Directions: Would you please restate the data exactly as it stands, apart from the pictures?

Data for review:
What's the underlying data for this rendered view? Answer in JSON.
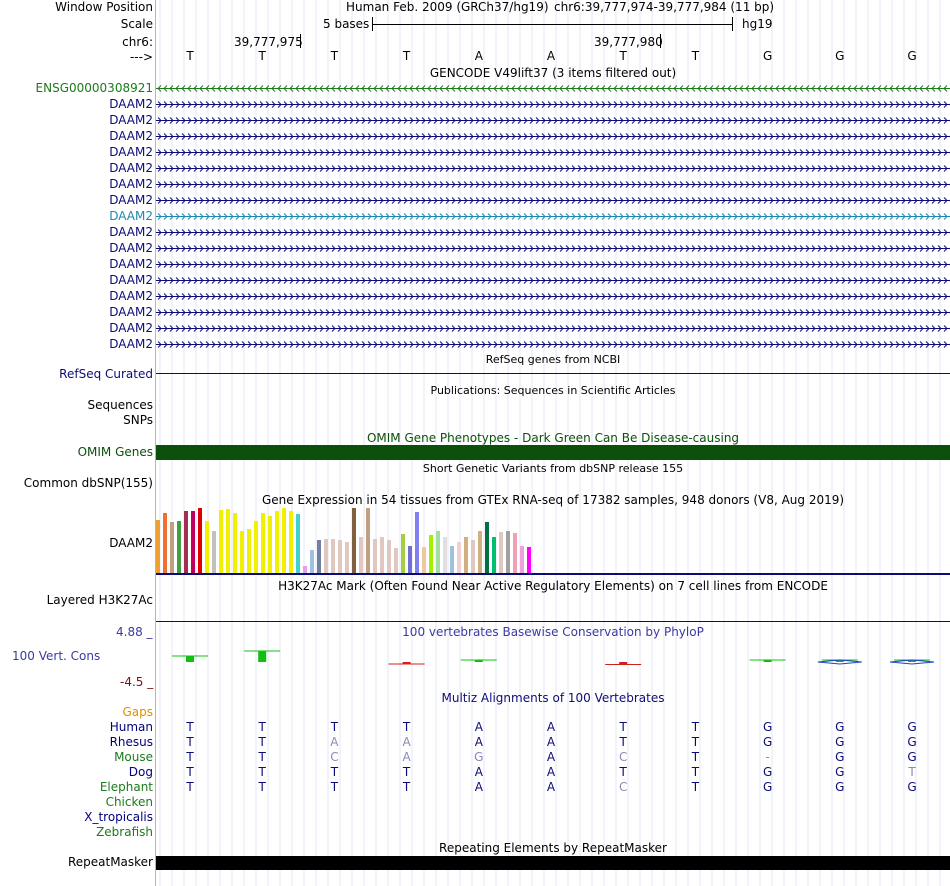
{
  "header": {
    "window_position_label": "Window Position",
    "scale_label": "Scale",
    "chrom_label": "chr6:",
    "strand_label": "--->",
    "assembly": "Human Feb. 2009 (GRCh37/hg19)",
    "position": "chr6:39,777,974-39,777,984 (11 bp)",
    "scale_text": "5 bases",
    "db": "hg19",
    "coord_left": "39,777,975",
    "coord_right": "39,777,980"
  },
  "bases": [
    "T",
    "T",
    "T",
    "T",
    "A",
    "A",
    "T",
    "T",
    "G",
    "G",
    "G"
  ],
  "gencode": {
    "title": "GENCODE V49lift37 (3 items filtered out)",
    "items": [
      {
        "name": "ENSG00000308921",
        "color": "#1c7a1c",
        "strand": "-"
      },
      {
        "name": "DAAM2",
        "color": "#0c0c78",
        "strand": "+"
      },
      {
        "name": "DAAM2",
        "color": "#0c0c78",
        "strand": "+"
      },
      {
        "name": "DAAM2",
        "color": "#0c0c78",
        "strand": "+"
      },
      {
        "name": "DAAM2",
        "color": "#0c0c78",
        "strand": "+"
      },
      {
        "name": "DAAM2",
        "color": "#0c0c78",
        "strand": "+"
      },
      {
        "name": "DAAM2",
        "color": "#0c0c78",
        "strand": "+"
      },
      {
        "name": "DAAM2",
        "color": "#0c0c78",
        "strand": "+"
      },
      {
        "name": "DAAM2",
        "color": "#1a8ab0",
        "strand": "+"
      },
      {
        "name": "DAAM2",
        "color": "#0c0c78",
        "strand": "+"
      },
      {
        "name": "DAAM2",
        "color": "#0c0c78",
        "strand": "+"
      },
      {
        "name": "DAAM2",
        "color": "#0c0c78",
        "strand": "+"
      },
      {
        "name": "DAAM2",
        "color": "#0c0c78",
        "strand": "+"
      },
      {
        "name": "DAAM2",
        "color": "#0c0c78",
        "strand": "+"
      },
      {
        "name": "DAAM2",
        "color": "#0c0c78",
        "strand": "+"
      },
      {
        "name": "DAAM2",
        "color": "#0c0c78",
        "strand": "+"
      },
      {
        "name": "DAAM2",
        "color": "#0c0c78",
        "strand": "+"
      }
    ]
  },
  "refseq": {
    "title": "RefSeq genes from NCBI",
    "label": "RefSeq Curated"
  },
  "publications": {
    "title": "Publications: Sequences in Scientific Articles",
    "label1": "Sequences",
    "label2": "SNPs"
  },
  "omim": {
    "title": "OMIM Gene Phenotypes - Dark Green Can Be Disease-causing",
    "label": "OMIM Genes",
    "color": "#0a500a"
  },
  "dbsnp": {
    "title": "Short Genetic Variants from dbSNP release 155",
    "label": "Common dbSNP(155)"
  },
  "gtex": {
    "title": "Gene Expression in 54 tissues from GTEx RNA-seq of 17382 samples, 948 donors (V8, Aug 2019)",
    "label": "DAAM2",
    "values": [
      0.82,
      0.92,
      0.78,
      0.8,
      0.95,
      0.96,
      1.0,
      0.8,
      0.65,
      0.97,
      0.98,
      0.93,
      0.65,
      0.68,
      0.8,
      0.92,
      0.88,
      0.95,
      1.0,
      0.96,
      0.9,
      0.1,
      0.35,
      0.5,
      0.52,
      0.53,
      0.5,
      0.48,
      1.0,
      0.55,
      1.0,
      0.52,
      0.55,
      0.5,
      0.38,
      0.6,
      0.42,
      0.94,
      0.4,
      0.58,
      0.65,
      0.56,
      0.42,
      0.48,
      0.55,
      0.5,
      0.65,
      0.78,
      0.55,
      0.63,
      0.65,
      0.62,
      0.42,
      0.4
    ],
    "colors": [
      "#f0a030",
      "#f07030",
      "#c0a080",
      "#40a040",
      "#a03050",
      "#c00060",
      "#e00000",
      "#f0f000",
      "#c0c0c0",
      "#f0f000",
      "#f0f000",
      "#f0f000",
      "#f0f000",
      "#f0f000",
      "#f0f000",
      "#f0f000",
      "#f0f000",
      "#f0f000",
      "#f0f000",
      "#f0f000",
      "#40d0d0",
      "#e0a0f0",
      "#a0c0e0",
      "#7080a0",
      "#e0c8c0",
      "#e0c8c0",
      "#e0c8c0",
      "#e0c8c0",
      "#806040",
      "#e0c8c0",
      "#c0a080",
      "#e0c8c0",
      "#e0c8c0",
      "#e0c8c0",
      "#e0c8c0",
      "#a0d040",
      "#7070d0",
      "#8080f0",
      "#f0c8a0",
      "#a0f000",
      "#a0e0a0",
      "#e0e0e0",
      "#a0c0e0",
      "#f0d0d0",
      "#d0b080",
      "#e0c8c0",
      "#d0b080",
      "#007040",
      "#00c070",
      "#e0c8c0",
      "#a0a0a0",
      "#f0a0b0",
      "#f0a0e0",
      "#ff00ff"
    ]
  },
  "h3k27ac": {
    "title": "H3K27Ac Mark (Often Found Near Active Regulatory Elements) on 7 cell lines from ENCODE",
    "label": "Layered H3K27Ac"
  },
  "conservation": {
    "title": "100 vertebrates Basewise Conservation by PhyloP",
    "label": "100 Vert. Cons",
    "ymax": "4.88 _",
    "ymin": "-4.5 _",
    "scores": [
      1.2,
      2.2,
      0,
      -0.4,
      0.2,
      0,
      -0.5,
      0,
      0.1,
      0.1,
      0.1
    ]
  },
  "multiz": {
    "title": "Multiz Alignments of 100 Vertebrates",
    "gaps_label": "Gaps",
    "species": [
      {
        "name": "Human",
        "color": "#000080",
        "bases": [
          "T",
          "T",
          "T",
          "T",
          "A",
          "A",
          "T",
          "T",
          "G",
          "G",
          "G"
        ],
        "faint": []
      },
      {
        "name": "Rhesus",
        "color": "#000080",
        "bases": [
          "T",
          "T",
          "A",
          "A",
          "A",
          "A",
          "T",
          "T",
          "G",
          "G",
          "G"
        ],
        "faint": [
          2,
          3
        ]
      },
      {
        "name": "Mouse",
        "color": "#1c7a1c",
        "bases": [
          "T",
          "T",
          "C",
          "A",
          "G",
          "A",
          "C",
          "T",
          "-",
          "G",
          "G"
        ],
        "faint": [
          2,
          3,
          4,
          6,
          8
        ]
      },
      {
        "name": "Dog",
        "color": "#000080",
        "bases": [
          "T",
          "T",
          "T",
          "T",
          "A",
          "A",
          "T",
          "T",
          "G",
          "G",
          "T"
        ],
        "faint": [
          10
        ]
      },
      {
        "name": "Elephant",
        "color": "#1c7a1c",
        "bases": [
          "T",
          "T",
          "T",
          "T",
          "A",
          "A",
          "C",
          "T",
          "G",
          "G",
          "G"
        ],
        "faint": [
          6
        ]
      },
      {
        "name": "Chicken",
        "color": "#1c7a1c",
        "bases": [],
        "faint": []
      },
      {
        "name": "X_tropicalis",
        "color": "#000080",
        "bases": [],
        "faint": []
      },
      {
        "name": "Zebrafish",
        "color": "#1c7a1c",
        "bases": [],
        "faint": []
      }
    ]
  },
  "repeatmasker": {
    "title": "Repeating Elements by RepeatMasker",
    "label": "RepeatMasker"
  }
}
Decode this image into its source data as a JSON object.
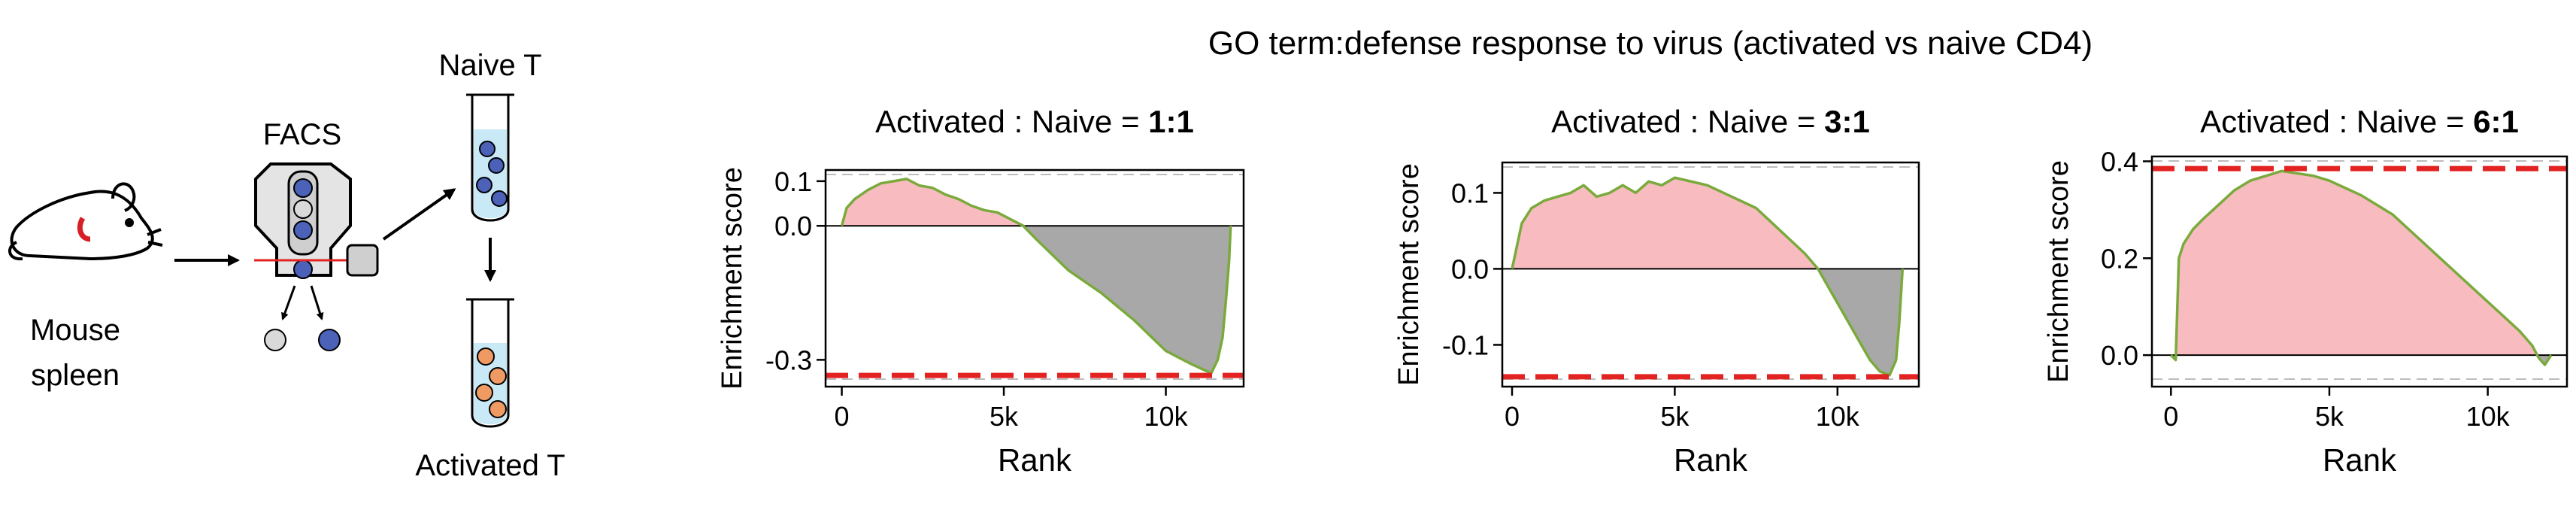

Answer for the task:
What's the underlying data for this rendered view? Answer in JSON.
{
  "header": {
    "window_position_label": "Window Position",
    "scale_label": "Scale",
    "chrom_label": "chr6:",
    "strand_label": "--->",
    "assembly": "Human Feb. 2009 (GRCh37/hg19)",
    "position": "chr6:39,777,974-39,777,984 (11 bp)",
    "scale_text": "5 bases",
    "db": "hg19",
    "coord_left": "39,777,975",
    "coord_right": "39,777,980"
  },
  "bases": [
    "T",
    "T",
    "T",
    "T",
    "A",
    "A",
    "T",
    "T",
    "G",
    "G",
    "G"
  ],
  "gencode": {
    "title": "GENCODE V49lift37 (3 items filtered out)",
    "items": [
      {
        "name": "ENSG00000308921",
        "color": "#1c7a1c",
        "strand": "-"
      },
      {
        "name": "DAAM2",
        "color": "#0c0c78",
        "strand": "+"
      },
      {
        "name": "DAAM2",
        "color": "#0c0c78",
        "strand": "+"
      },
      {
        "name": "DAAM2",
        "color": "#0c0c78",
        "strand": "+"
      },
      {
        "name": "DAAM2",
        "color": "#0c0c78",
        "strand": "+"
      },
      {
        "name": "DAAM2",
        "color": "#0c0c78",
        "strand": "+"
      },
      {
        "name": "DAAM2",
        "color": "#0c0c78",
        "strand": "+"
      },
      {
        "name": "DAAM2",
        "color": "#0c0c78",
        "strand": "+"
      },
      {
        "name": "DAAM2",
        "color": "#1a8ab0",
        "strand": "+"
      },
      {
        "name": "DAAM2",
        "color": "#0c0c78",
        "strand": "+"
      },
      {
        "name": "DAAM2",
        "color": "#0c0c78",
        "strand": "+"
      },
      {
        "name": "DAAM2",
        "color": "#0c0c78",
        "strand": "+"
      },
      {
        "name": "DAAM2",
        "color": "#0c0c78",
        "strand": "+"
      },
      {
        "name": "DAAM2",
        "color": "#0c0c78",
        "strand": "+"
      },
      {
        "name": "DAAM2",
        "color": "#0c0c78",
        "strand": "+"
      },
      {
        "name": "DAAM2",
        "color": "#0c0c78",
        "strand": "+"
      },
      {
        "name": "DAAM2",
        "color": "#0c0c78",
        "strand": "+"
      }
    ]
  },
  "refseq": {
    "title": "RefSeq genes from NCBI",
    "label": "RefSeq Curated"
  },
  "publications": {
    "title": "Publications: Sequences in Scientific Articles",
    "label1": "Sequences",
    "label2": "SNPs"
  },
  "omim": {
    "title": "OMIM Gene Phenotypes - Dark Green Can Be Disease-causing",
    "label": "OMIM Genes",
    "color": "#0a500a"
  },
  "dbsnp": {
    "title": "Short Genetic Variants from dbSNP release 155",
    "label": "Common dbSNP(155)"
  },
  "gtex": {
    "title": "Gene Expression in 54 tissues from GTEx RNA-seq of 17382 samples, 948 donors (V8, Aug 2019)",
    "label": "DAAM2",
    "values": [
      0.82,
      0.92,
      0.78,
      0.8,
      0.95,
      0.96,
      1.0,
      0.8,
      0.65,
      0.97,
      0.98,
      0.93,
      0.65,
      0.68,
      0.8,
      0.92,
      0.88,
      0.95,
      1.0,
      0.96,
      0.9,
      0.1,
      0.35,
      0.5,
      0.52,
      0.53,
      0.5,
      0.48,
      1.0,
      0.55,
      1.0,
      0.52,
      0.55,
      0.5,
      0.38,
      0.6,
      0.42,
      0.94,
      0.4,
      0.58,
      0.65,
      0.56,
      0.42,
      0.48,
      0.55,
      0.5,
      0.65,
      0.78,
      0.55,
      0.63,
      0.65,
      0.62,
      0.42,
      0.4
    ],
    "colors": [
      "#f0a030",
      "#f07030",
      "#c0a080",
      "#40a040",
      "#a03050",
      "#c00060",
      "#e00000",
      "#f0f000",
      "#c0c0c0",
      "#f0f000",
      "#f0f000",
      "#f0f000",
      "#f0f000",
      "#f0f000",
      "#f0f000",
      "#f0f000",
      "#f0f000",
      "#f0f000",
      "#f0f000",
      "#f0f000",
      "#40d0d0",
      "#e0a0f0",
      "#a0c0e0",
      "#7080a0",
      "#e0c8c0",
      "#e0c8c0",
      "#e0c8c0",
      "#e0c8c0",
      "#806040",
      "#e0c8c0",
      "#c0a080",
      "#e0c8c0",
      "#e0c8c0",
      "#e0c8c0",
      "#e0c8c0",
      "#a0d040",
      "#7070d0",
      "#8080f0",
      "#f0c8a0",
      "#a0f000",
      "#a0e0a0",
      "#e0e0e0",
      "#a0c0e0",
      "#f0d0d0",
      "#d0b080",
      "#e0c8c0",
      "#d0b080",
      "#007040",
      "#00c070",
      "#e0c8c0",
      "#a0a0a0",
      "#f0a0b0",
      "#f0a0e0",
      "#ff00ff"
    ]
  },
  "h3k27ac": {
    "title": "H3K27Ac Mark (Often Found Near Active Regulatory Elements) on 7 cell lines from ENCODE",
    "label": "Layered H3K27Ac"
  },
  "conservation": {
    "title": "100 vertebrates Basewise Conservation by PhyloP",
    "label": "100 Vert. Cons",
    "ymax": "4.88 _",
    "ymin": "-4.5 _",
    "scores": [
      1.2,
      2.2,
      0,
      -0.4,
      0.2,
      0,
      -0.5,
      0,
      0.1,
      0.1,
      0.1
    ]
  },
  "multiz": {
    "title": "Multiz Alignments of 100 Vertebrates",
    "gaps_label": "Gaps",
    "species": [
      {
        "name": "Human",
        "color": "#000080",
        "bases": [
          "T",
          "T",
          "T",
          "T",
          "A",
          "A",
          "T",
          "T",
          "G",
          "G",
          "G"
        ],
        "faint": []
      },
      {
        "name": "Rhesus",
        "color": "#000080",
        "bases": [
          "T",
          "T",
          "A",
          "A",
          "A",
          "A",
          "T",
          "T",
          "G",
          "G",
          "G"
        ],
        "faint": [
          2,
          3
        ]
      },
      {
        "name": "Mouse",
        "color": "#1c7a1c",
        "bases": [
          "T",
          "T",
          "C",
          "A",
          "G",
          "A",
          "C",
          "T",
          "-",
          "G",
          "G"
        ],
        "faint": [
          2,
          3,
          4,
          6,
          8
        ]
      },
      {
        "name": "Dog",
        "color": "#000080",
        "bases": [
          "T",
          "T",
          "T",
          "T",
          "A",
          "A",
          "T",
          "T",
          "G",
          "G",
          "T"
        ],
        "faint": [
          10
        ]
      },
      {
        "name": "Elephant",
        "color": "#1c7a1c",
        "bases": [
          "T",
          "T",
          "T",
          "T",
          "A",
          "A",
          "C",
          "T",
          "G",
          "G",
          "G"
        ],
        "faint": [
          6
        ]
      },
      {
        "name": "Chicken",
        "color": "#1c7a1c",
        "bases": [],
        "faint": []
      },
      {
        "name": "X_tropicalis",
        "color": "#000080",
        "bases": [],
        "faint": []
      },
      {
        "name": "Zebrafish",
        "color": "#1c7a1c",
        "bases": [],
        "faint": []
      }
    ]
  },
  "repeatmasker": {
    "title": "Repeating Elements by RepeatMasker",
    "label": "RepeatMasker"
  }
}
Decode this image into its source data as a JSON object.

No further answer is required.